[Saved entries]
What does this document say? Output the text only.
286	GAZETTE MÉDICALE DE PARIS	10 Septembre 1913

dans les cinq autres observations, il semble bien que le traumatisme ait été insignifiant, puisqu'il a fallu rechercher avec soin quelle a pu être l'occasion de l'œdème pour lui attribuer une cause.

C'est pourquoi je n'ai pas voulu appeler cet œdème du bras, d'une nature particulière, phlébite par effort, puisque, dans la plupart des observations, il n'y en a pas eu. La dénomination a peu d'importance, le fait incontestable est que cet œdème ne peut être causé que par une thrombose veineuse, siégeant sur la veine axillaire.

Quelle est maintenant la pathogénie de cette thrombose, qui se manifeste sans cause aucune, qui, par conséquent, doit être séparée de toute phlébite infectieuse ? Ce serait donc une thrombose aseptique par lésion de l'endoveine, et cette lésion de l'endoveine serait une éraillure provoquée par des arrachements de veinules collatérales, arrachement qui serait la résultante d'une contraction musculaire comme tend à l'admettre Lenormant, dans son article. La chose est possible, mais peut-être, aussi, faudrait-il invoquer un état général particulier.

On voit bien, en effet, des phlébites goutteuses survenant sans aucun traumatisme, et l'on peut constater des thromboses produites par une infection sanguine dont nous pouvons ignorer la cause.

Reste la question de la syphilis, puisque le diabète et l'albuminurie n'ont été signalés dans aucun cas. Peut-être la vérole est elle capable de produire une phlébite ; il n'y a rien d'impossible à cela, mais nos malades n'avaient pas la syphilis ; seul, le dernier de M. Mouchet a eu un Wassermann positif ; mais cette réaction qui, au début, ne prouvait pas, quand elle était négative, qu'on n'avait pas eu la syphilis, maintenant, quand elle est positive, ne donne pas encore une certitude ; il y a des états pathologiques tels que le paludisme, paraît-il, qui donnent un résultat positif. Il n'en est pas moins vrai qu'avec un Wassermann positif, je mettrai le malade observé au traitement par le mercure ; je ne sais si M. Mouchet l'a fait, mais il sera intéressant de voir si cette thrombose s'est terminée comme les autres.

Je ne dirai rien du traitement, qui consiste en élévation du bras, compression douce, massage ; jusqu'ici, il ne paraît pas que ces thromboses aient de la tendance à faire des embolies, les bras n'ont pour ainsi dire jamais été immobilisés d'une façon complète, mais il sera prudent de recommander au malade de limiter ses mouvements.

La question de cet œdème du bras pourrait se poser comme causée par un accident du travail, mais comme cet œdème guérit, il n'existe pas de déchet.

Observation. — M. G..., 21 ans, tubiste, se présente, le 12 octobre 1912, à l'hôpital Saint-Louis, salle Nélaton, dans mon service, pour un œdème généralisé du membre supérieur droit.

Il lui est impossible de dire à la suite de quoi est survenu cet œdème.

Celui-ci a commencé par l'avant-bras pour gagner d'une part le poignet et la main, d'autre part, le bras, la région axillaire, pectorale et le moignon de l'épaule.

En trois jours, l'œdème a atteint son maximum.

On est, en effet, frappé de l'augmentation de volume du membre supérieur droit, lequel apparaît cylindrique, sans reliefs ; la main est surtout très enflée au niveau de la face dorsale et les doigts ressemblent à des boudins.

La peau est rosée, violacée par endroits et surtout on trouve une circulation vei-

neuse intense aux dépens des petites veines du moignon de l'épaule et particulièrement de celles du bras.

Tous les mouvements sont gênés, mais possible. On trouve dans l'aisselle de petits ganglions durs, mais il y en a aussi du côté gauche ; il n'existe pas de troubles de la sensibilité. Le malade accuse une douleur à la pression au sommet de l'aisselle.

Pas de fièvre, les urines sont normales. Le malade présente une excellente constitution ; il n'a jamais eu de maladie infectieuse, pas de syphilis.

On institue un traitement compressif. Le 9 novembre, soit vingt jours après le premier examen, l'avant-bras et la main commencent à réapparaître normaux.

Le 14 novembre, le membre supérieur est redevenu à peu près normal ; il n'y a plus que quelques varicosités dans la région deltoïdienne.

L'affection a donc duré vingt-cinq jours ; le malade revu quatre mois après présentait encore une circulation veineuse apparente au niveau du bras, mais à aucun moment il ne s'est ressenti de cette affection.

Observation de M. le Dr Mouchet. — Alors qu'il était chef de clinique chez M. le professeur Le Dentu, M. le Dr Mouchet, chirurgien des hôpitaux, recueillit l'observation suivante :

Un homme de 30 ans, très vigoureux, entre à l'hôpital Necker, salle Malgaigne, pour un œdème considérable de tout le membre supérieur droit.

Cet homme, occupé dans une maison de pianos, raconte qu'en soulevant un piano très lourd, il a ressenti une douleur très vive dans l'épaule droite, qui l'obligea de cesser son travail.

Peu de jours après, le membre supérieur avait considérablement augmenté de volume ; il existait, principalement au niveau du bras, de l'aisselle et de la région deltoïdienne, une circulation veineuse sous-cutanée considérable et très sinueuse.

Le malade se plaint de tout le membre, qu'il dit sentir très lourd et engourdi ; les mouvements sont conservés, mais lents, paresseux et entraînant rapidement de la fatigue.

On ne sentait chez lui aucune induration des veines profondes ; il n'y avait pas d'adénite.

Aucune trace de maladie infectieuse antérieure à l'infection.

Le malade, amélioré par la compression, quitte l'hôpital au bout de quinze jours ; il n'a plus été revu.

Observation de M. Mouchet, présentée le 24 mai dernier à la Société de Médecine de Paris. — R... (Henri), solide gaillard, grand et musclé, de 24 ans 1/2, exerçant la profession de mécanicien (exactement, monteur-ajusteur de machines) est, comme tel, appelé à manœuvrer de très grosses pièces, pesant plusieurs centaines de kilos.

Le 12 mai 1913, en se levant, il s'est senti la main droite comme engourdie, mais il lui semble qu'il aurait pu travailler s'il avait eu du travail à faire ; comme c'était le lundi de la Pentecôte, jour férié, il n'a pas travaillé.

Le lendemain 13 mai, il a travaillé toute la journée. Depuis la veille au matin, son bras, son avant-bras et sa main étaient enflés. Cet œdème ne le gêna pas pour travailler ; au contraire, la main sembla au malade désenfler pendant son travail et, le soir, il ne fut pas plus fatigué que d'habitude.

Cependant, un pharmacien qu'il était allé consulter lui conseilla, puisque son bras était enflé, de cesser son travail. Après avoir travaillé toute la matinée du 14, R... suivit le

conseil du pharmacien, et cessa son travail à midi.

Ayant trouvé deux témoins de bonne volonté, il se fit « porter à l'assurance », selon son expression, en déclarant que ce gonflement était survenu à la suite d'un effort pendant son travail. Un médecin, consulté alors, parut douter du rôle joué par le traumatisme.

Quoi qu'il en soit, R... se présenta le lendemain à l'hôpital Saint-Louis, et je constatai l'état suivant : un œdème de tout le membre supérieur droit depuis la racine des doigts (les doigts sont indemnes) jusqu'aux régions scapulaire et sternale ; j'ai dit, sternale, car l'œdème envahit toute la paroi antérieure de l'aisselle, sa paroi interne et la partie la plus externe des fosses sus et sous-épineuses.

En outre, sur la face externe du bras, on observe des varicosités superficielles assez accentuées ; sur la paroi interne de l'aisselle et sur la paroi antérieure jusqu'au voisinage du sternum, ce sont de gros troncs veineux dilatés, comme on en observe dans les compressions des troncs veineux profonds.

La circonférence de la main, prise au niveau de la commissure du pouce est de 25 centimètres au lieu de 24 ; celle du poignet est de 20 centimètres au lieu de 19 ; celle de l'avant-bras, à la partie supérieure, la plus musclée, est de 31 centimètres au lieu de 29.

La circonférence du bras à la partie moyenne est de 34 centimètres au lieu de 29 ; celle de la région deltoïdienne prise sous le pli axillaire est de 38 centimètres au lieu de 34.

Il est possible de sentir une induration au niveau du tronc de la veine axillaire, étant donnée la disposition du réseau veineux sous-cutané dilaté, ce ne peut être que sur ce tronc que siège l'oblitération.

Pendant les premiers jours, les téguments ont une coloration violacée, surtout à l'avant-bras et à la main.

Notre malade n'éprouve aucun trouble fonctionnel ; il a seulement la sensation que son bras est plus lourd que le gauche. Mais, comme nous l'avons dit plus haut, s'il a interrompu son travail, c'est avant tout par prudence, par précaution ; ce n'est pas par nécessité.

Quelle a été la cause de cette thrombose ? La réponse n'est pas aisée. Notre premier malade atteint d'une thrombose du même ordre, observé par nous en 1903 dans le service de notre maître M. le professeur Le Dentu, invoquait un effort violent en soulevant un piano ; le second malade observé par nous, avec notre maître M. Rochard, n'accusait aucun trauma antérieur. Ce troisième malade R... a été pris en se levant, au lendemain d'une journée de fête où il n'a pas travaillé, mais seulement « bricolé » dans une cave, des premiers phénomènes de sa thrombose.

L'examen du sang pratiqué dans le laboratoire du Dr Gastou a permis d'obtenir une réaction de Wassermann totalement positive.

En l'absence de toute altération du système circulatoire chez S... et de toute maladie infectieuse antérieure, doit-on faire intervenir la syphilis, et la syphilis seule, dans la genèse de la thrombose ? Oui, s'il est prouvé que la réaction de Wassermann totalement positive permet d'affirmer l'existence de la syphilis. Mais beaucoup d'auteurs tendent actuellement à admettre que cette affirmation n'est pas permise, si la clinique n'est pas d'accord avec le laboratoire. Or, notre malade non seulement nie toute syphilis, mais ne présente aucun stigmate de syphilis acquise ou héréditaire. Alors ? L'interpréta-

--

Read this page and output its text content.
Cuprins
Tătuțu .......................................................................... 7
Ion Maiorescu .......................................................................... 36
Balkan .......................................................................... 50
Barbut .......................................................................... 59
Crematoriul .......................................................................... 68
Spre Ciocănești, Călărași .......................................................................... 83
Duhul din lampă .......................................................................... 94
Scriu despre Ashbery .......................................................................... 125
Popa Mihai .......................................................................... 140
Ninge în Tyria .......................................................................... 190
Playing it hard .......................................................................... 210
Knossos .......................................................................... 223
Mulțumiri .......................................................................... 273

▶ [The request]
Within the records, how many lines include "lendemain"? The answer is the number and nothing else.

▶ [Result below]
3